What the task requires: Will you transcribe all the entries word for word, skipping the pictures they hold?

[Extracted records]
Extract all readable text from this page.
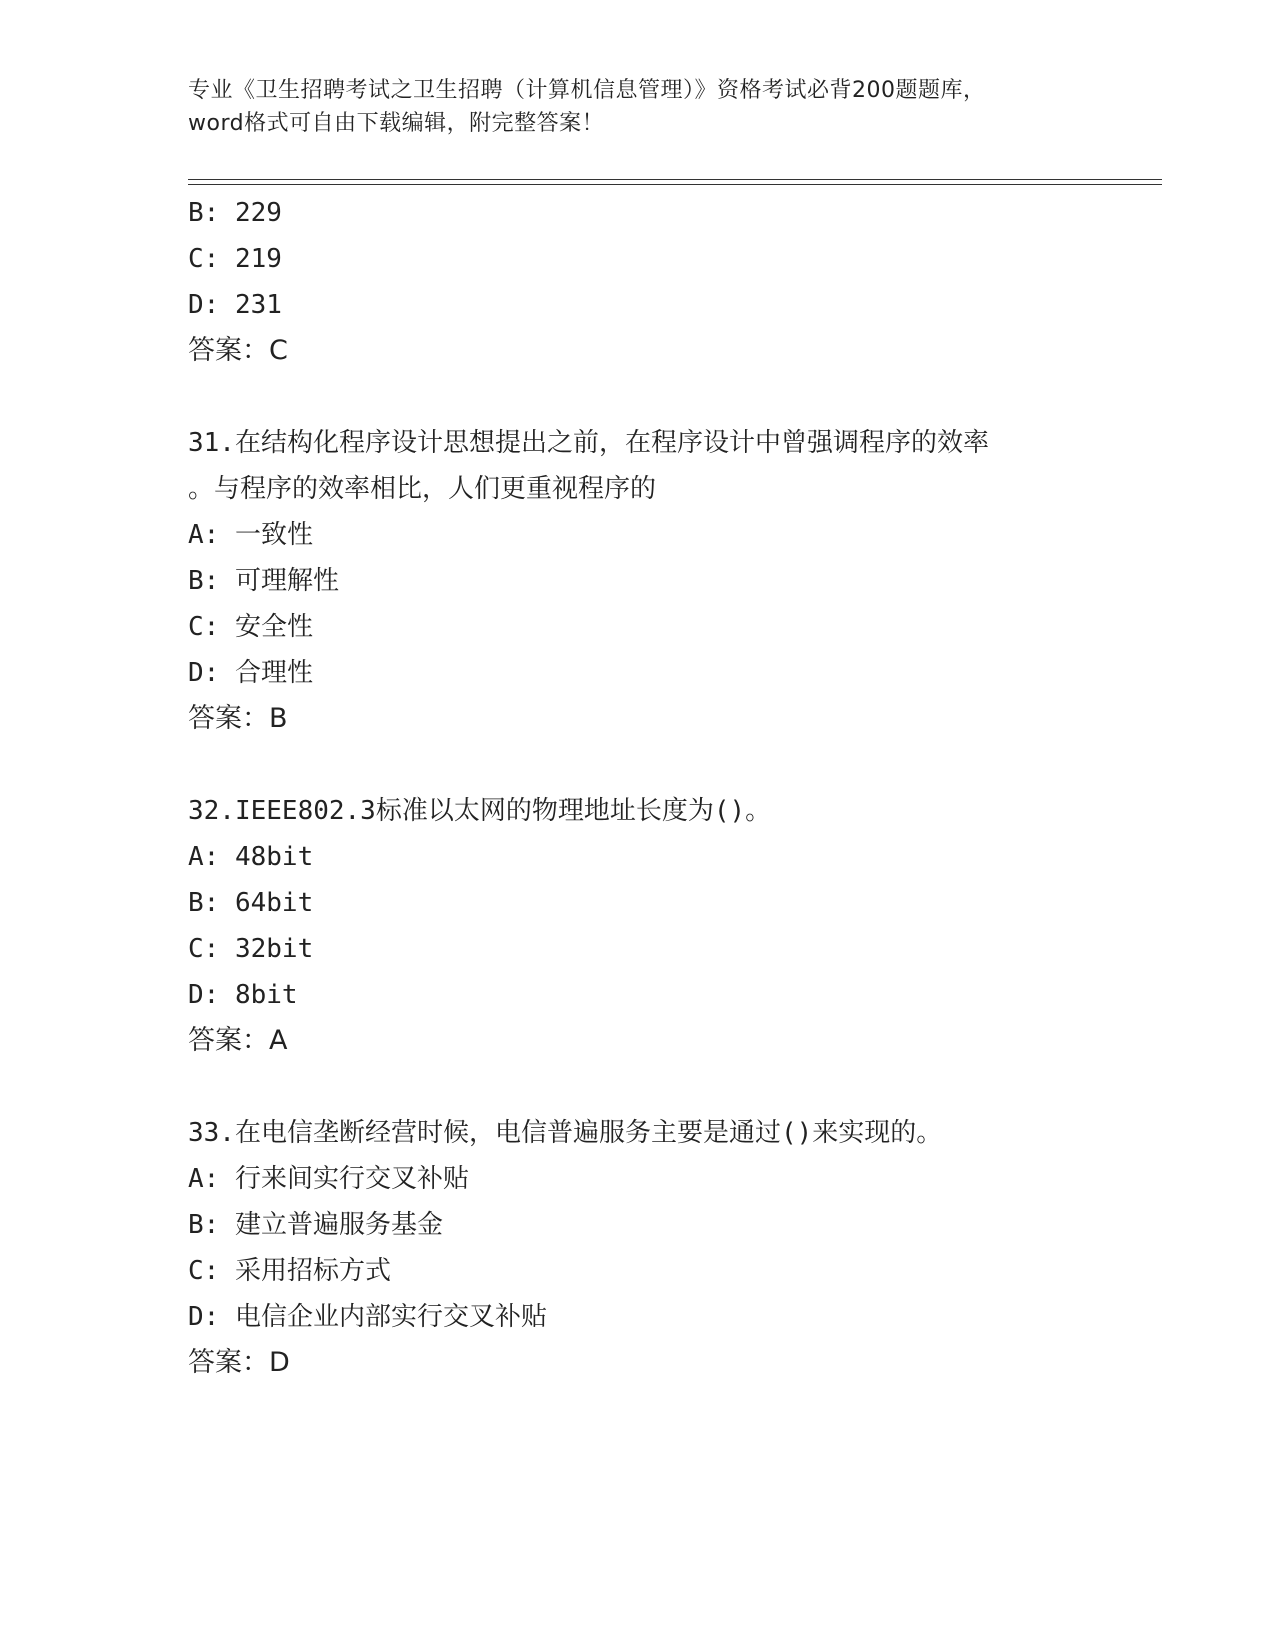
专业《卫生招聘考试之卫生招聘（计算机信息管理）》资格考试必背200题题库，
word格式可自由下载编辑，附完整答案！
B: 229
C: 219
D: 231
答案：C
31.在结构化程序设计思想提出之前，在程序设计中曾强调程序的效率
。与程序的效率相比，人们更重视程序的
A: 一致性
B: 可理解性
C: 安全性
D: 合理性
答案：B
32.IEEE802.3标准以太网的物理地址长度为()。
A: 48bit
B: 64bit
C: 32bit
D: 8bit
答案：A
33.在电信垄断经营时候，电信普遍服务主要是通过()来实现的。
A: 行来间实行交叉补贴
B: 建立普遍服务基金
C: 采用招标方式
D: 电信企业内部实行交叉补贴
答案：D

Solved exercise:
Extract all readable text from this page.
专业《卫生招聘考试之卫生招聘（计算机信息管理）》资格考试必背200题题库，
word格式可自由下载编辑，附完整答案！
B: 229
C: 219
D: 231
答案：C
31.在结构化程序设计思想提出之前，在程序设计中曾强调程序的效率
。与程序的效率相比，人们更重视程序的
A: 一致性
B: 可理解性
C: 安全性
D: 合理性
答案：B
32.IEEE802.3标准以太网的物理地址长度为()。
A: 48bit
B: 64bit
C: 32bit
D: 8bit
答案：A
33.在电信垄断经营时候，电信普遍服务主要是通过()来实现的。
A: 行来间实行交叉补贴
B: 建立普遍服务基金
C: 采用招标方式
D: 电信企业内部实行交叉补贴
答案：D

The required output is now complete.